__TASK BRIEF__.
Find the string "true" in the data, then copy every line where it is found.

__RECORDS FOR THE TASK__.
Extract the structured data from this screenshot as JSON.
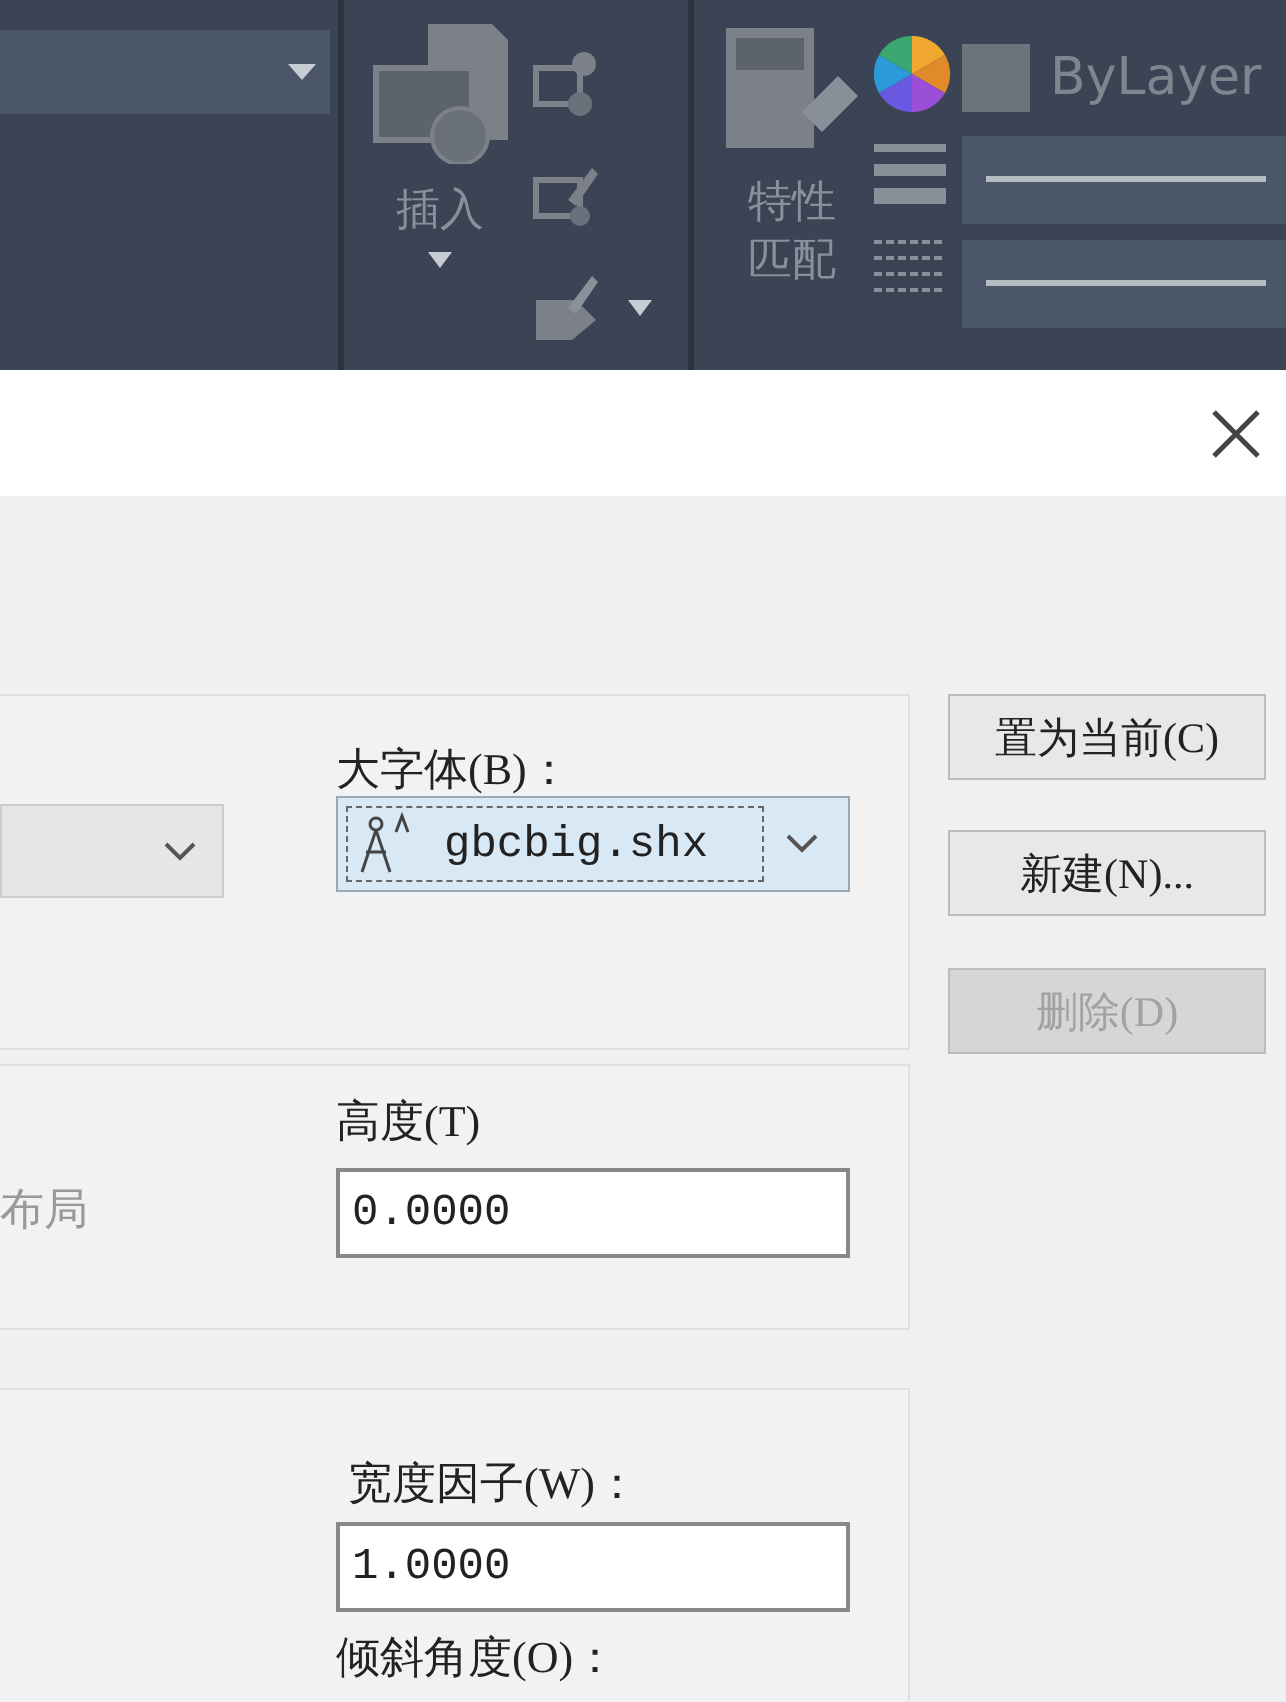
{
  "ribbon": {
    "insert_label": "插入",
    "match_label": "特性匹配",
    "color_label": "ByLayer"
  },
  "dialog": {
    "font": {
      "font_combo": {
        "disabled": true
      },
      "bigfont_label": "大字体(B)：",
      "bigfont_combo": {
        "value": "gbcbig.shx",
        "selected": true
      }
    },
    "size": {
      "layout_label": "布局",
      "layout_disabled": true,
      "height_label": "高度(T)",
      "height_value": "0.0000"
    },
    "effects": {
      "width_label": "宽度因子(W)：",
      "width_value": "1.0000",
      "oblique_label": "倾斜角度(O)："
    },
    "buttons": [
      {
        "label": "置为当前(C)",
        "disabled": false
      },
      {
        "label": "新建(N)...",
        "disabled": false
      },
      {
        "label": "删除(D)",
        "disabled": true
      }
    ]
  }
}
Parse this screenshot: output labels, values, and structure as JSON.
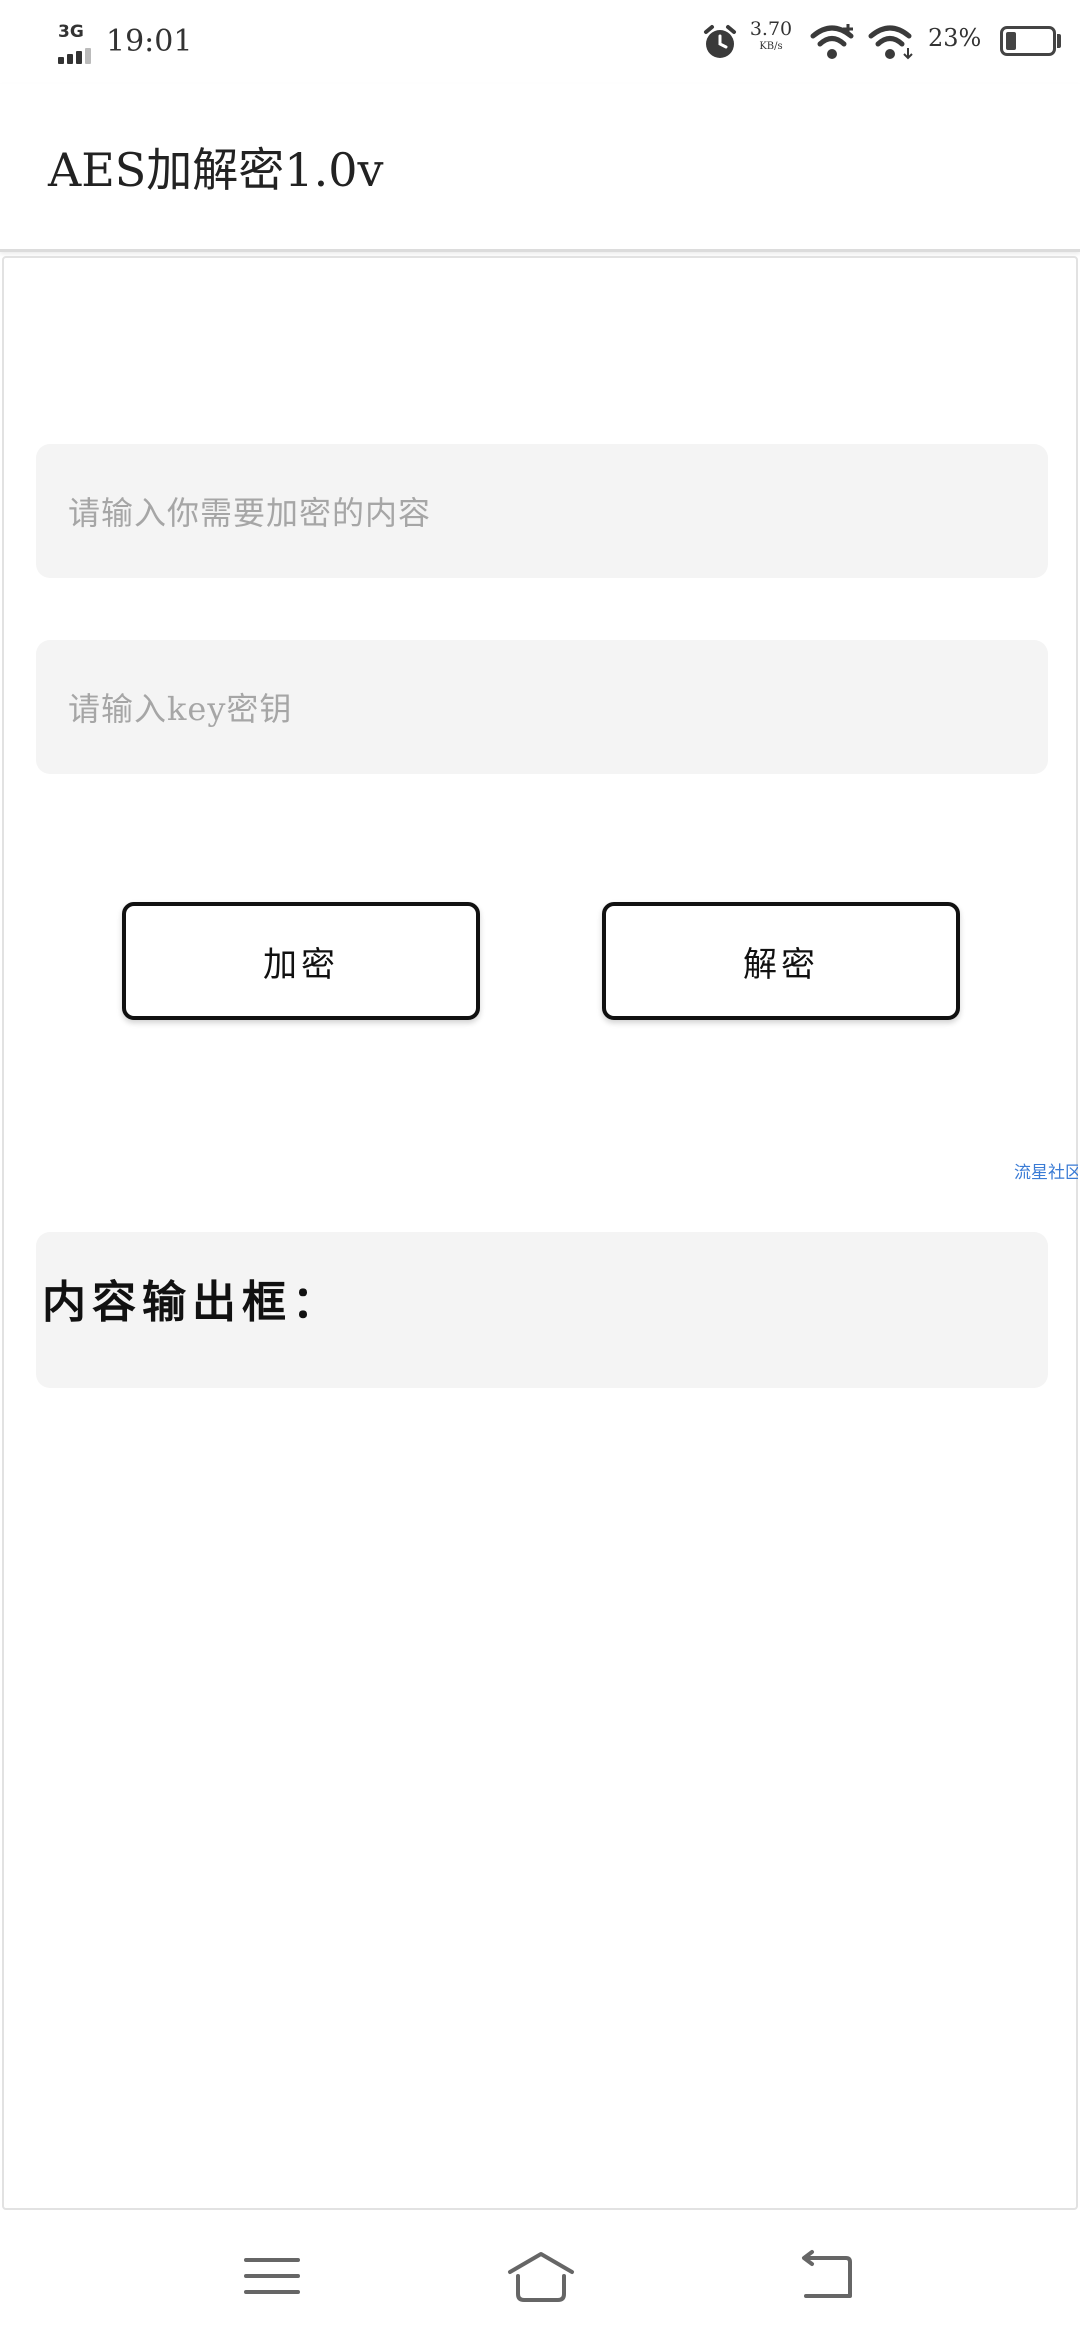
{
  "status_bar": {
    "network_type": "3G",
    "time": "19:01",
    "speed_value": "3.70",
    "speed_unit": "KB/s",
    "battery_percent": "23%",
    "battery_level": 0.23,
    "icons": [
      "signal-icon",
      "alarm-icon",
      "wifi-plus-icon",
      "wifi-icon",
      "battery-icon"
    ]
  },
  "app_bar": {
    "title": "AES加解密1.0v"
  },
  "form": {
    "plaintext_placeholder": "请输入你需要加密的内容",
    "key_placeholder": "请输入key密钥",
    "encrypt_label": "加密",
    "decrypt_label": "解密"
  },
  "community_link": "流星社区",
  "output": {
    "label": "内容输出框：",
    "value": ""
  },
  "nav_bar": {
    "icons": [
      "menu-icon",
      "home-icon",
      "back-icon"
    ]
  },
  "colors": {
    "field_bg": "#f4f4f4",
    "placeholder": "#a6a6a6",
    "button_border": "#111111",
    "link": "#3a7bd5"
  }
}
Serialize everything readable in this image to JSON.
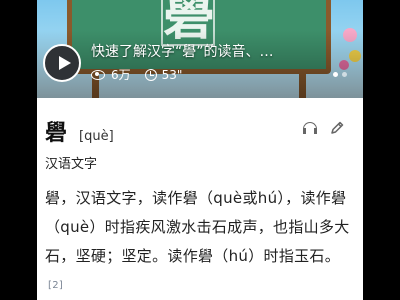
{
  "video": {
    "board_character": "礐",
    "title": "快速了解汉字“礐”的读音、…",
    "views": "6万",
    "duration": "53\""
  },
  "entry": {
    "character": "礐",
    "pinyin": "[què]",
    "category": "汉语文字",
    "description": "礐，汉语文字，读作礐（què或hú），读作礐（què）时指疾风激水击石成声，也指山多大石，坚硬；坚定。读作礐（hú）时指玉石。",
    "reference": "[2]"
  },
  "icons": {
    "audio": "headphones-icon",
    "edit": "pencil-icon",
    "play": "play-icon"
  }
}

__SOLUTION FOR THIS PROBLEM__.
        "disabled": true
        "selected": true
      "layout_disabled": true,
        "disabled": true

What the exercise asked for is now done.